Task description:
In how many lines of the data does the word "XXXXX" appear? Give the number by itself.

Material for this exercise:
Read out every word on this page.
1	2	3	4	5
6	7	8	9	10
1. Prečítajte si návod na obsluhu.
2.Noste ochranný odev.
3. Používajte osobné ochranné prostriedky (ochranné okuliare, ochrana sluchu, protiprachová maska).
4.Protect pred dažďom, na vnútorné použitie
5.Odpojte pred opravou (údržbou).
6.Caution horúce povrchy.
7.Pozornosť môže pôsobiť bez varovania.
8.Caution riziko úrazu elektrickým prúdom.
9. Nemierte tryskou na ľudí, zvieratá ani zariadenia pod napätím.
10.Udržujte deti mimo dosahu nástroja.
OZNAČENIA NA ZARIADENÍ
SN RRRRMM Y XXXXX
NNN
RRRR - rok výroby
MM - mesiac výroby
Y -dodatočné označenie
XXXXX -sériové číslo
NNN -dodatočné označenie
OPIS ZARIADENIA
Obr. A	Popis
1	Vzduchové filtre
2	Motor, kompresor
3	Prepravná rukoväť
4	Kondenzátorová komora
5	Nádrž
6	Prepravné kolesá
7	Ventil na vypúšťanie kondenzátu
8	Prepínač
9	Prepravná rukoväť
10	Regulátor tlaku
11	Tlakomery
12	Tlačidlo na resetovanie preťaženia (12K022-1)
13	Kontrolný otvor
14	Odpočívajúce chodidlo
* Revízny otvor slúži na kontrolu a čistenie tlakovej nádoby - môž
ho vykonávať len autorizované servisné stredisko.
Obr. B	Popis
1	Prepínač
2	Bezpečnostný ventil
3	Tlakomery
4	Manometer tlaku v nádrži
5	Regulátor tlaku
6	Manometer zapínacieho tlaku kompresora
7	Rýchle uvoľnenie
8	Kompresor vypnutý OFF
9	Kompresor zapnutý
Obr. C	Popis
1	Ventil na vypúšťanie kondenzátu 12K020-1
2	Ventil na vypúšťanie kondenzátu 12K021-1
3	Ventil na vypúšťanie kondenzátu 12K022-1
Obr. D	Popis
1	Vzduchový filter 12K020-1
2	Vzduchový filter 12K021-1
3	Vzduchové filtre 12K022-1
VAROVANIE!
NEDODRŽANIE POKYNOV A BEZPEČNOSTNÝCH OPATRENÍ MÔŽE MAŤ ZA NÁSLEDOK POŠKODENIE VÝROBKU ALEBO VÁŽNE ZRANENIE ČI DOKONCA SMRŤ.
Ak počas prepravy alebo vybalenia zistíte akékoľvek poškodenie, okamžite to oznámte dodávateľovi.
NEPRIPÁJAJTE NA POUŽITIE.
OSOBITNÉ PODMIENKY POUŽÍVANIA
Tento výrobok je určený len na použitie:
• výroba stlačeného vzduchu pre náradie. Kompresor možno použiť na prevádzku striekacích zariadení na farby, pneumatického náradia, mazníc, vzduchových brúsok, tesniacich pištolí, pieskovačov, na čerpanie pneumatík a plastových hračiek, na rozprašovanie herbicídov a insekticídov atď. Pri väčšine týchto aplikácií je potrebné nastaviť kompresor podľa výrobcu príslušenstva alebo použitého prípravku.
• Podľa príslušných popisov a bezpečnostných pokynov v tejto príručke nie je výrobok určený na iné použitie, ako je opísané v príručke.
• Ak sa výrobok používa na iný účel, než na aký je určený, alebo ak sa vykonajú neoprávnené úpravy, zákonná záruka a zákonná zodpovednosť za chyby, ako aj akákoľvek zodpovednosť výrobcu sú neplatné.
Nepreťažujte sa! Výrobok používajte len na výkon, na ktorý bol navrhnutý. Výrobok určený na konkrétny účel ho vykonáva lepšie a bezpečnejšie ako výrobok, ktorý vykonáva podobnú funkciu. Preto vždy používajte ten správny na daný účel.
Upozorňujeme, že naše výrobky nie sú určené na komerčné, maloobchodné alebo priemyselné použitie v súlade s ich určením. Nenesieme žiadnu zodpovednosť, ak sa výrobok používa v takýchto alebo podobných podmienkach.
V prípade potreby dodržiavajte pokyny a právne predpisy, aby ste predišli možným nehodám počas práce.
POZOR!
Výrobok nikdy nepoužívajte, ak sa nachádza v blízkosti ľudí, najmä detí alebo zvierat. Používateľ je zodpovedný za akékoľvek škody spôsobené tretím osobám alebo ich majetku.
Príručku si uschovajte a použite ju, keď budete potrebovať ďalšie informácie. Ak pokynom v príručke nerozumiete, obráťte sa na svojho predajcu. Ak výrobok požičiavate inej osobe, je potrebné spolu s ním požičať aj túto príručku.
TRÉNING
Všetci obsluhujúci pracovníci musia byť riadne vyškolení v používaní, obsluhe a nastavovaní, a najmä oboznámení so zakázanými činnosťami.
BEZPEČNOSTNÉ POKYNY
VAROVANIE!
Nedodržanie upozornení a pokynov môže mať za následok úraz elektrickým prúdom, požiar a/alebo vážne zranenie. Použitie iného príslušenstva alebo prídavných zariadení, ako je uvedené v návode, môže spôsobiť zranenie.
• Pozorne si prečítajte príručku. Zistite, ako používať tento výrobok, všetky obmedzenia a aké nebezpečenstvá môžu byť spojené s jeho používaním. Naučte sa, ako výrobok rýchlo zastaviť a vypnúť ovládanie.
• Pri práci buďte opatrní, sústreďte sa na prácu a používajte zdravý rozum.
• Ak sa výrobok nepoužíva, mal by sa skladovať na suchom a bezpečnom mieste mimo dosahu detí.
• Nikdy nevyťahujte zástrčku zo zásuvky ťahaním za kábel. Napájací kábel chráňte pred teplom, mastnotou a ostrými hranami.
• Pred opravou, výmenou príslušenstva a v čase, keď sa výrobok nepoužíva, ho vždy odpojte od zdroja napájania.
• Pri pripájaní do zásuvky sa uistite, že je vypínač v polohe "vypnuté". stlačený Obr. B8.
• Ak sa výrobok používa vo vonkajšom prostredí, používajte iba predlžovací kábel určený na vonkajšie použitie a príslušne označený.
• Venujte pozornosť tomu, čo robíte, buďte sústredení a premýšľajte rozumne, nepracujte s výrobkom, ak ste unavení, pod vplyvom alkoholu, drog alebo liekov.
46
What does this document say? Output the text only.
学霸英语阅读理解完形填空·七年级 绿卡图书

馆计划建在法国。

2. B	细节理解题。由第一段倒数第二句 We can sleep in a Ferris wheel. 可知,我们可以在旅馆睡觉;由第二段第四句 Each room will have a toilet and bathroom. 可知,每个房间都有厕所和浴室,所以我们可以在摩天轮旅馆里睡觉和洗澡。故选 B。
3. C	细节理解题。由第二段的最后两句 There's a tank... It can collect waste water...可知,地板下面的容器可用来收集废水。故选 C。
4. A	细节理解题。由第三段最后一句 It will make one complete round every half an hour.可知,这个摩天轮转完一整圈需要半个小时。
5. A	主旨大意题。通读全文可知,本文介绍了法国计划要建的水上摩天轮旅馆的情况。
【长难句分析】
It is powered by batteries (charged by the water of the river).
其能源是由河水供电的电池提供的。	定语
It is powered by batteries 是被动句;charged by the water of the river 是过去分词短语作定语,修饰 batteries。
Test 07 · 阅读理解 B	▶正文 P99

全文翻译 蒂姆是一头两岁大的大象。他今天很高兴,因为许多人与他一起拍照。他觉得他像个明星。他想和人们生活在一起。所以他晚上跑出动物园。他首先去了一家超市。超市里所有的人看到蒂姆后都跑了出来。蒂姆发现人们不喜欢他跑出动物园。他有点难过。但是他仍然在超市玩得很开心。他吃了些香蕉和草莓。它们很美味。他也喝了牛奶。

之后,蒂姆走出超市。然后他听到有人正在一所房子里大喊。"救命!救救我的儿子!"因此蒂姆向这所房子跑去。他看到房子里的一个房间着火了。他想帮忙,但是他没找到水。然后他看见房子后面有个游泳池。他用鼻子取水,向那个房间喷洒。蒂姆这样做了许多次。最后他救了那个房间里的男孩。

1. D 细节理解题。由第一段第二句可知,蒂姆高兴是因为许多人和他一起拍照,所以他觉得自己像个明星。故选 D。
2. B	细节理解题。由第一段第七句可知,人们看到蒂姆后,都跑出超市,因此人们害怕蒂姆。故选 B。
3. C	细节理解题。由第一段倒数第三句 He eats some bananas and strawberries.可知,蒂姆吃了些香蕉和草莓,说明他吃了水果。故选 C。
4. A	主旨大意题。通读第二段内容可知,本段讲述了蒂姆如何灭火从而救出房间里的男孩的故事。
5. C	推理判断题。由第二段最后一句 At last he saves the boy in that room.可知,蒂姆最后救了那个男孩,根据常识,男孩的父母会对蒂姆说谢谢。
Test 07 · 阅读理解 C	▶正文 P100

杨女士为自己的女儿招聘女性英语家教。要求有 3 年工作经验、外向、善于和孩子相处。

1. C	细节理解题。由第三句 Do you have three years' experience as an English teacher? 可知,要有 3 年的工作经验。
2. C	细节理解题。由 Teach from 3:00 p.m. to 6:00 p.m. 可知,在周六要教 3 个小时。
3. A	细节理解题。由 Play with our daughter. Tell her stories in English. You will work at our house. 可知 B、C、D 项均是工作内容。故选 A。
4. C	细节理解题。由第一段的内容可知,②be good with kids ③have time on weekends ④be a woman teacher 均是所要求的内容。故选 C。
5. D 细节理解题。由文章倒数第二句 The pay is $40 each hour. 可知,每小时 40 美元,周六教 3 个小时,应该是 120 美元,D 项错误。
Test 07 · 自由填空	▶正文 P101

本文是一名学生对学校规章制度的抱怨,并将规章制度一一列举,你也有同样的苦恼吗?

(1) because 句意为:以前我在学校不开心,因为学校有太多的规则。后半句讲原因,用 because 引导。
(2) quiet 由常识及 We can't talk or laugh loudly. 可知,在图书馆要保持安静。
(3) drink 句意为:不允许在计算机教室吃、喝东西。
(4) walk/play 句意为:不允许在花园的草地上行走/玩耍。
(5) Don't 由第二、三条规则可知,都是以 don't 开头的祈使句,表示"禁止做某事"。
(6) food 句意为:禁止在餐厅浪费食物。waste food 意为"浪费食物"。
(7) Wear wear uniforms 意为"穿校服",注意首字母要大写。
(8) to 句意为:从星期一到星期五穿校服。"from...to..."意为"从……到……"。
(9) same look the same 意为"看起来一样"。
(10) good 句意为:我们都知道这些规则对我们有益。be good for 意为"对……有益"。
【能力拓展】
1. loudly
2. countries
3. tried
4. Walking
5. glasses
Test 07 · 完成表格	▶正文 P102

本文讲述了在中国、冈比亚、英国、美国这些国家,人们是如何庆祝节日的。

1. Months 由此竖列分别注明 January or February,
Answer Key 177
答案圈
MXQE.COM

Complete output:
2